:: EXTRACTED DATA

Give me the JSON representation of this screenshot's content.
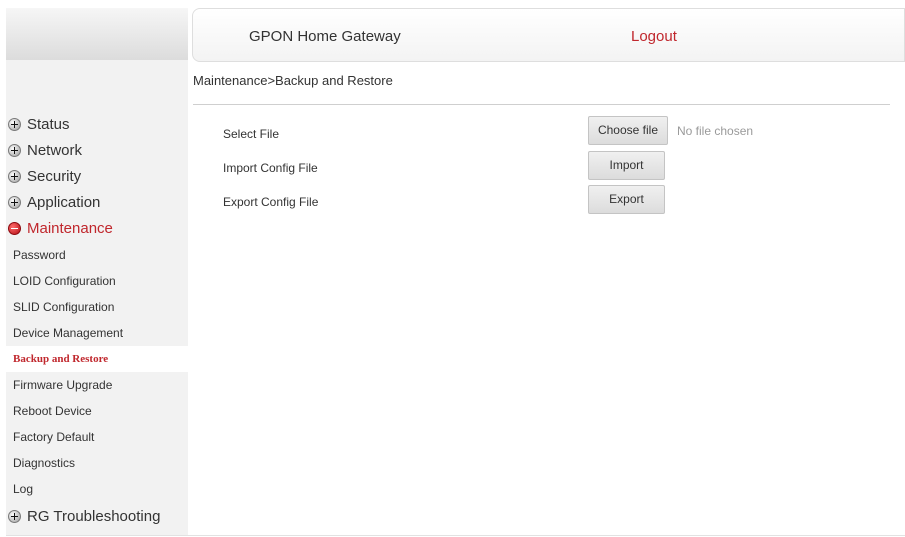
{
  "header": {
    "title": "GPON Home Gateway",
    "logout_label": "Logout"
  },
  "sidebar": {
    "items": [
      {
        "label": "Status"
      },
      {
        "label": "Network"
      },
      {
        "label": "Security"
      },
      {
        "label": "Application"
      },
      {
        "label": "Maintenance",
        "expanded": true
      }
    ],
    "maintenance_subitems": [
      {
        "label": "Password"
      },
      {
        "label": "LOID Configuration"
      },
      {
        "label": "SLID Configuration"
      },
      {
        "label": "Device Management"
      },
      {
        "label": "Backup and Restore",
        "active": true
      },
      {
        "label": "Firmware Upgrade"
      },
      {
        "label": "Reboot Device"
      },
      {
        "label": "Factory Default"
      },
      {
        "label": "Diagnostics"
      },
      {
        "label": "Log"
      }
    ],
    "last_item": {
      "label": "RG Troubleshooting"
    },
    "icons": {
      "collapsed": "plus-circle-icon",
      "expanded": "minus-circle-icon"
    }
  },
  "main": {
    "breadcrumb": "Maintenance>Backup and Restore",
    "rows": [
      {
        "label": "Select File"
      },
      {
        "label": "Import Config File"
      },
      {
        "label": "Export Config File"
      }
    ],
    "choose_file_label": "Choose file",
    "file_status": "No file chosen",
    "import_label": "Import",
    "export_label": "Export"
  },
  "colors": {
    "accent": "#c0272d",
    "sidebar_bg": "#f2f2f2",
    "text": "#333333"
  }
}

::::
:: EXTRACTED DATA

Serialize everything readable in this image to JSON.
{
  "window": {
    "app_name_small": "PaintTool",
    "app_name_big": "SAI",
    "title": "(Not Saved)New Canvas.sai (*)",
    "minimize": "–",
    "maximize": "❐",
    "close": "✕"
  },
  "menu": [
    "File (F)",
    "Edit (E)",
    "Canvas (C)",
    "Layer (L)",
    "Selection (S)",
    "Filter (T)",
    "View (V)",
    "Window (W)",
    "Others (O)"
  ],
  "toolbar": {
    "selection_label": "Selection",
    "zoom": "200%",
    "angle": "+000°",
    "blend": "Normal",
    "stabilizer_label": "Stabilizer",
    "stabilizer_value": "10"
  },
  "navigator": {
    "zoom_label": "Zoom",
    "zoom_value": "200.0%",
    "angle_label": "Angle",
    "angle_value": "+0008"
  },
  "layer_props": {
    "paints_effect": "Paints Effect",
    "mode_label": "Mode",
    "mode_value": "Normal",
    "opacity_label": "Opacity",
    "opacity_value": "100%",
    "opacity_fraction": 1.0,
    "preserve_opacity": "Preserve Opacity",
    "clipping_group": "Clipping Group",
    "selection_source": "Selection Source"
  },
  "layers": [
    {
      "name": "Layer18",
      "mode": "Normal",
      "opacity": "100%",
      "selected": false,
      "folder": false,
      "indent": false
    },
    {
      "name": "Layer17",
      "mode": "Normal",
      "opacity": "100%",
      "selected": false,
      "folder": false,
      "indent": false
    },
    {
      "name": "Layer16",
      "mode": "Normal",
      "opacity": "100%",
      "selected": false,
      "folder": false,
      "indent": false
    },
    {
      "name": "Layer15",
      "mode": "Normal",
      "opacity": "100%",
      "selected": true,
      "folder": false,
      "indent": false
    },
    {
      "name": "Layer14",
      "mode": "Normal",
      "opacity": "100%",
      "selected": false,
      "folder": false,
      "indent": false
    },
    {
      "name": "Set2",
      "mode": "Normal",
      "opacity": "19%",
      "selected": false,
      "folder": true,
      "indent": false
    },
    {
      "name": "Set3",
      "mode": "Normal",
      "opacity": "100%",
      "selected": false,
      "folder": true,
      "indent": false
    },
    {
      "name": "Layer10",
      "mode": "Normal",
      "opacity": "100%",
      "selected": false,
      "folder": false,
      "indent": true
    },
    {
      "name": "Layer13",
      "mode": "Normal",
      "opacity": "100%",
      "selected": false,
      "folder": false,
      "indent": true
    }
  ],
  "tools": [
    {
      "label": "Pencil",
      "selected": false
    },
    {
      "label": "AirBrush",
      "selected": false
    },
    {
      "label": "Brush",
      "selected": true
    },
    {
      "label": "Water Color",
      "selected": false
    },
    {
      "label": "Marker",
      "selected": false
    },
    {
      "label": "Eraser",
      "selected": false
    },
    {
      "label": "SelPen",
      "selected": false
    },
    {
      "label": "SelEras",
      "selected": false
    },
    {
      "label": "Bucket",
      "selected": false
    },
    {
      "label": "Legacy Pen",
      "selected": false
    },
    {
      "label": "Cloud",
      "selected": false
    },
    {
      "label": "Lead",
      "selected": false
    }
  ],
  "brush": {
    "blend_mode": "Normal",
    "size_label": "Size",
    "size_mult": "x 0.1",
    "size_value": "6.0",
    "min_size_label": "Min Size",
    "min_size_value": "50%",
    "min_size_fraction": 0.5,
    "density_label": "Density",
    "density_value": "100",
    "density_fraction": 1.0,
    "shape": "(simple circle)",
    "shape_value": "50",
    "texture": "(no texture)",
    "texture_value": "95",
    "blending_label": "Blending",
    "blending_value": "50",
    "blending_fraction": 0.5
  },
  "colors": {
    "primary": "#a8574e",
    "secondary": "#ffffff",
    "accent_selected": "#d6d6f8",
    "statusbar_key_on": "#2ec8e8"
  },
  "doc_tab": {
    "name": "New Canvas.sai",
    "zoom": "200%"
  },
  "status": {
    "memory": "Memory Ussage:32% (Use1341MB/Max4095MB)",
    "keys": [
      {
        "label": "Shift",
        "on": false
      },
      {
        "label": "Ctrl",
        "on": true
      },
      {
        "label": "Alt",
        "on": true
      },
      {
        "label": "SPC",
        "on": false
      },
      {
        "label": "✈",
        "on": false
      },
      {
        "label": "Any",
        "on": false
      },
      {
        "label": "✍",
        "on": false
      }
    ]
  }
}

::::
:: EXTRACTED DATA

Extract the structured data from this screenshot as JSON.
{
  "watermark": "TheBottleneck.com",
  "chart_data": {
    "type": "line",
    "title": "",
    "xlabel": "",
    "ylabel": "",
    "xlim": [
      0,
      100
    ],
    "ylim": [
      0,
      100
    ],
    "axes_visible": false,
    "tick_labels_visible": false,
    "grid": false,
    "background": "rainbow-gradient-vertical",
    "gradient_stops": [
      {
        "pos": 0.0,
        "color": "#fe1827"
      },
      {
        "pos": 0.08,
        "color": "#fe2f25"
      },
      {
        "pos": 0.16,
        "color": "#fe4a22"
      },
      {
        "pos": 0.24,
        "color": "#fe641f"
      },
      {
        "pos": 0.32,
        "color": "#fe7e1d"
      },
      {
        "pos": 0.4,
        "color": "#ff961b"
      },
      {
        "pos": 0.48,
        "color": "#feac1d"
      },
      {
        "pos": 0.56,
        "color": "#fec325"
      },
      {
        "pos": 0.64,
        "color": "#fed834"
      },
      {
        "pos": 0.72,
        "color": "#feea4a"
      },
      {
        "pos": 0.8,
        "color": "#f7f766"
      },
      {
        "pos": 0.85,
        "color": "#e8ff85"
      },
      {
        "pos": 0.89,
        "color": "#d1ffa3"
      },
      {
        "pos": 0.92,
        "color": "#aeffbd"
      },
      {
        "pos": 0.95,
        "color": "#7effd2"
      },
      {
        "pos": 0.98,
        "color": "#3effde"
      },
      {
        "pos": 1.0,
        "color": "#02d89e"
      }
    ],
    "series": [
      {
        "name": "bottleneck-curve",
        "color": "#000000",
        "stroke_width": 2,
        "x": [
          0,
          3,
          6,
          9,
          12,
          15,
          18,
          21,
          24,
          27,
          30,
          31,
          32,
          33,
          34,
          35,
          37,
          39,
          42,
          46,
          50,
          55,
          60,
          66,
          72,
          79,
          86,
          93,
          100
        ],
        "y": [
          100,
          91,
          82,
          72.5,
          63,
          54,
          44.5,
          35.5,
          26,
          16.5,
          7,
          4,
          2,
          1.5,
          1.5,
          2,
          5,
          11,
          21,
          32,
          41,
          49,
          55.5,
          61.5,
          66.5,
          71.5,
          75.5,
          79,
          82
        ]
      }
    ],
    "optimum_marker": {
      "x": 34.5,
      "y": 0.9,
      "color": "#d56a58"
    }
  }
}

::::

◆ **TO DO**: Copy out each line in the preceding records that contains "Restore".

◆ **FULL RESPONSE**:
        "label": "Backup and Restore",
    "breadcrumb": "Maintenance>Backup and Restore",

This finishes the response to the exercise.